_THE RECORDS_:
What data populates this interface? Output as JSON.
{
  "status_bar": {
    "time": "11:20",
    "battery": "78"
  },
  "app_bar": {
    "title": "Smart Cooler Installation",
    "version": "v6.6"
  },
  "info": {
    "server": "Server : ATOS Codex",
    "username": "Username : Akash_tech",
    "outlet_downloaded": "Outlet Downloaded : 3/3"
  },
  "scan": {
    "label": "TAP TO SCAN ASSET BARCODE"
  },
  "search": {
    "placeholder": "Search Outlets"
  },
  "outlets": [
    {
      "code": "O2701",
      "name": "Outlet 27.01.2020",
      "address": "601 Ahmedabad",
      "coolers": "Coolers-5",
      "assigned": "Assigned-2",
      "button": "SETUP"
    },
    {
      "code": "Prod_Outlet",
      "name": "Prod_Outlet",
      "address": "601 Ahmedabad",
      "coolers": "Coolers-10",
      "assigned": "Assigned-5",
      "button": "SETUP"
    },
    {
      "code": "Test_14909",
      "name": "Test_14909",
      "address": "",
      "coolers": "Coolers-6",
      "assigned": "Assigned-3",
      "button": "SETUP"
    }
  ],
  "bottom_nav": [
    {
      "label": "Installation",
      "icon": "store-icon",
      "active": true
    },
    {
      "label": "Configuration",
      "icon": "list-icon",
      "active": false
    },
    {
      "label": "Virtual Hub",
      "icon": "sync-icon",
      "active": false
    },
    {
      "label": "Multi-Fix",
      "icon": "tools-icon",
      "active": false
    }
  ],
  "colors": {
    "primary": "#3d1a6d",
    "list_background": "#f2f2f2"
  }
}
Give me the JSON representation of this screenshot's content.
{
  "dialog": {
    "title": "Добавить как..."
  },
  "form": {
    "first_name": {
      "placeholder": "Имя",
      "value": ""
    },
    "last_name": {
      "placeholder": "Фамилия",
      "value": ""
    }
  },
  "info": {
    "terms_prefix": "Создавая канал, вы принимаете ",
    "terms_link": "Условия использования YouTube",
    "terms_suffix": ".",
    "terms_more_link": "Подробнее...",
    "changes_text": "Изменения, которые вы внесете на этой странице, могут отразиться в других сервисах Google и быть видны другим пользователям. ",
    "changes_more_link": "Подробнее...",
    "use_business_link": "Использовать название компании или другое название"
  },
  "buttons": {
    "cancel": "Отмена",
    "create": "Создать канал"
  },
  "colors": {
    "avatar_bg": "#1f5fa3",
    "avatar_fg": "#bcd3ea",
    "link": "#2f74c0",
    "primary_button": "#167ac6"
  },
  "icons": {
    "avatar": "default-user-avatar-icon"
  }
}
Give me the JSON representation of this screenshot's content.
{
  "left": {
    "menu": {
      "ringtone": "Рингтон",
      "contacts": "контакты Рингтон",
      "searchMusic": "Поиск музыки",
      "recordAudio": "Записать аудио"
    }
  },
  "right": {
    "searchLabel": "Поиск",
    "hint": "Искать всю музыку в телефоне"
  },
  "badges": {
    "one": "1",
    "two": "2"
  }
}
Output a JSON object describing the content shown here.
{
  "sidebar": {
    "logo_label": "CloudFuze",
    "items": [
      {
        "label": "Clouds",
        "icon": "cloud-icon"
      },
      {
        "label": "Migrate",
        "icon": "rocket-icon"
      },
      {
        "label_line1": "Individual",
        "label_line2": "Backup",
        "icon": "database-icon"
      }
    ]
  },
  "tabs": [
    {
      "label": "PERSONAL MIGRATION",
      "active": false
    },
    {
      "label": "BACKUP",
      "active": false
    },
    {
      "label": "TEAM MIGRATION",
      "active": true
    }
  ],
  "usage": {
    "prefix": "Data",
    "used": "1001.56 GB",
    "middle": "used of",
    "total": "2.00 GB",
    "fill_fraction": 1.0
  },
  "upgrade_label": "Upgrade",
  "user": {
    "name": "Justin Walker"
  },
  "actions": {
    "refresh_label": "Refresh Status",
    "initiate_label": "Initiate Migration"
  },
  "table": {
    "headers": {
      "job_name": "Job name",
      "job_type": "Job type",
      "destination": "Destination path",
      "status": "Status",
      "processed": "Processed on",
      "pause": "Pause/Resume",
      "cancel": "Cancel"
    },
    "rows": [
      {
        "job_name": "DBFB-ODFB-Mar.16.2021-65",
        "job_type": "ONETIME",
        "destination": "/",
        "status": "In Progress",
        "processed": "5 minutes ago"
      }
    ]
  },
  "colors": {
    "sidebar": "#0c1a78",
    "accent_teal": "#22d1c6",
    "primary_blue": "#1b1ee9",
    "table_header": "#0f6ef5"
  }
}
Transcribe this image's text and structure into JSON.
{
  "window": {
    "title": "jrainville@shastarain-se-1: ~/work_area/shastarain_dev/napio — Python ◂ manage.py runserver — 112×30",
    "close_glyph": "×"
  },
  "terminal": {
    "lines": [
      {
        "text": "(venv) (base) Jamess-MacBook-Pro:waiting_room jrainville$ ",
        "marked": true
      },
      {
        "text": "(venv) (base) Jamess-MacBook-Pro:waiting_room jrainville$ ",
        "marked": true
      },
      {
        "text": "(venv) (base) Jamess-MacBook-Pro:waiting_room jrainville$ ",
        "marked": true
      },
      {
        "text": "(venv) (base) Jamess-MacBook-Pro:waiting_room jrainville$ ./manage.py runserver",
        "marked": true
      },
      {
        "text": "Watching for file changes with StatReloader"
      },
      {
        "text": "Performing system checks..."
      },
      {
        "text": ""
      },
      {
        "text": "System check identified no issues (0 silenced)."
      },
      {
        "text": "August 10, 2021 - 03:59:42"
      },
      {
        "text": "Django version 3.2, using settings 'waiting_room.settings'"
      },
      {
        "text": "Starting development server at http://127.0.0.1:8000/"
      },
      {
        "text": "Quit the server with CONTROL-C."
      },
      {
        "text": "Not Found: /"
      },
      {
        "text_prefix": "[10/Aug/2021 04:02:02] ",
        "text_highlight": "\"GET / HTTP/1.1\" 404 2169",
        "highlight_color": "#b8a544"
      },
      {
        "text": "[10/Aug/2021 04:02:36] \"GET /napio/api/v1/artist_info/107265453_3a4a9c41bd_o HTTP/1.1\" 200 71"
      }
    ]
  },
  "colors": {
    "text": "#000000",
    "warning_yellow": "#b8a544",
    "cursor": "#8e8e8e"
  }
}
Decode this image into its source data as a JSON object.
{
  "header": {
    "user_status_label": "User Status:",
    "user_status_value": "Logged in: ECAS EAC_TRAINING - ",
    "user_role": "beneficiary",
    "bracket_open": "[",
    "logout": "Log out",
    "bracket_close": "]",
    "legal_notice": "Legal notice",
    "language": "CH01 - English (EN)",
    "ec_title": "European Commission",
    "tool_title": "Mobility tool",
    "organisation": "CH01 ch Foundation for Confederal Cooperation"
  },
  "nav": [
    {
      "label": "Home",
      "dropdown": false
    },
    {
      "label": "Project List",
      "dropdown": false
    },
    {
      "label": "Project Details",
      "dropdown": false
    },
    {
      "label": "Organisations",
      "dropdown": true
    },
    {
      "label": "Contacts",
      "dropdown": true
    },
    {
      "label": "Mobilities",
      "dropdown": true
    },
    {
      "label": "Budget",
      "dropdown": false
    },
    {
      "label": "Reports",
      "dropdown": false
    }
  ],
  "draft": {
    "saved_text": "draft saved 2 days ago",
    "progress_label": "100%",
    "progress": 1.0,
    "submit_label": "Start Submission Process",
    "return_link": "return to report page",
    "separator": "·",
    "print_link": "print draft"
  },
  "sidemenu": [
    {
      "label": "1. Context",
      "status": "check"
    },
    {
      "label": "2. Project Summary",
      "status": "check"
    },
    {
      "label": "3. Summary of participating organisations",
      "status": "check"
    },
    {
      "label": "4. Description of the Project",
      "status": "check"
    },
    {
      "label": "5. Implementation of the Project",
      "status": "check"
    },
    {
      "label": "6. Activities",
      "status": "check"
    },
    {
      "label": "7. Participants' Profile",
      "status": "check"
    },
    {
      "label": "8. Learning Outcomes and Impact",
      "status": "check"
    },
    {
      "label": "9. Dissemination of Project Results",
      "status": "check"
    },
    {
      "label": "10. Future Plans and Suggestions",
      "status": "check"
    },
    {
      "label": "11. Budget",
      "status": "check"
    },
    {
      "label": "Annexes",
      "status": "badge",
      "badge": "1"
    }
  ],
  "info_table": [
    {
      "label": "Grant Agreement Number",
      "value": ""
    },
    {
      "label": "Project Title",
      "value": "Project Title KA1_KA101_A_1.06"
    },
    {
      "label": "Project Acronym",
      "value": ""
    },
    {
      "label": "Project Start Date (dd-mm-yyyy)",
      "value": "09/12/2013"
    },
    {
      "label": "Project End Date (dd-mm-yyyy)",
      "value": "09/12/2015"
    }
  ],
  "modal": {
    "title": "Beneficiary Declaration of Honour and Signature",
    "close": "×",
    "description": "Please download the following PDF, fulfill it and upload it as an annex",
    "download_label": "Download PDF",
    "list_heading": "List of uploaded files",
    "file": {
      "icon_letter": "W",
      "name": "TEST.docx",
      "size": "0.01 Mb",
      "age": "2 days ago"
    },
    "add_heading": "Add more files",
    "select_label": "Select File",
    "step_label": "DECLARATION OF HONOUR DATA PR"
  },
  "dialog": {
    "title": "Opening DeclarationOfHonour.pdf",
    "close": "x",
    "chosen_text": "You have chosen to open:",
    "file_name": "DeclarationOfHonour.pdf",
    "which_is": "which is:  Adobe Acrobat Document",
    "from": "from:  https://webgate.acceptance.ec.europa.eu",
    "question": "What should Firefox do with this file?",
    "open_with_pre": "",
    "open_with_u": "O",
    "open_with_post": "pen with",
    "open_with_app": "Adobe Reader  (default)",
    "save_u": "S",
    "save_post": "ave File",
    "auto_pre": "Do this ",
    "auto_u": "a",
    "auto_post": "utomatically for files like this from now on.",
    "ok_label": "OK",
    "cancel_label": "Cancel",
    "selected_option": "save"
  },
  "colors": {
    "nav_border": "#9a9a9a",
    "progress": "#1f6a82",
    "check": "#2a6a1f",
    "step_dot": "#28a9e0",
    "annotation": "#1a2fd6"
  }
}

_THE PROBLEM_:
Looking at the data above, show all lines where the word "manage" occurs.

_WRITTEN RESPONSE_:
    "title": "jrainville@shastarain-se-1: ~/work_area/shastarain_dev/napio — Python ◂ manage.py runserver — 112×30",
        "text": "(venv) (base) Jamess-MacBook-Pro:waiting_room jrainville$ ./manage.py runserver",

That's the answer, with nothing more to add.